List each line of the data that holds the string "đoạn", please.

● **Available records**:
-- Start --

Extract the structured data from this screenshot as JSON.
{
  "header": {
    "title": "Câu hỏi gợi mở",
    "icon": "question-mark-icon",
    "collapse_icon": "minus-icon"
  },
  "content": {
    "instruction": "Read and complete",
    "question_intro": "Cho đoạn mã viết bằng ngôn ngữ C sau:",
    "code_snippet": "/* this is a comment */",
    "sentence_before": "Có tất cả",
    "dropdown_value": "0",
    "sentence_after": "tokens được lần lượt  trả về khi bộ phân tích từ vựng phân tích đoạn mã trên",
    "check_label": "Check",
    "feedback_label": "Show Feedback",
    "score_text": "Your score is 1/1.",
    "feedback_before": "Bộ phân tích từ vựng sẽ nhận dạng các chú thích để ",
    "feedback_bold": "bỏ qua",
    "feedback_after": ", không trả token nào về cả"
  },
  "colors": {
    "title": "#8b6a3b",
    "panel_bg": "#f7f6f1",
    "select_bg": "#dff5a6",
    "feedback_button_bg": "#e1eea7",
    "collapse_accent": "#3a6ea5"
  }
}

-- End --

● **Output for this exercise**:
    "question_intro": "Cho đoạn mã viết bằng ngôn ngữ C sau:",
    "sentence_after": "tokens được lần lượt  trả về khi bộ phân tích từ vựng phân tích đoạn mã trên",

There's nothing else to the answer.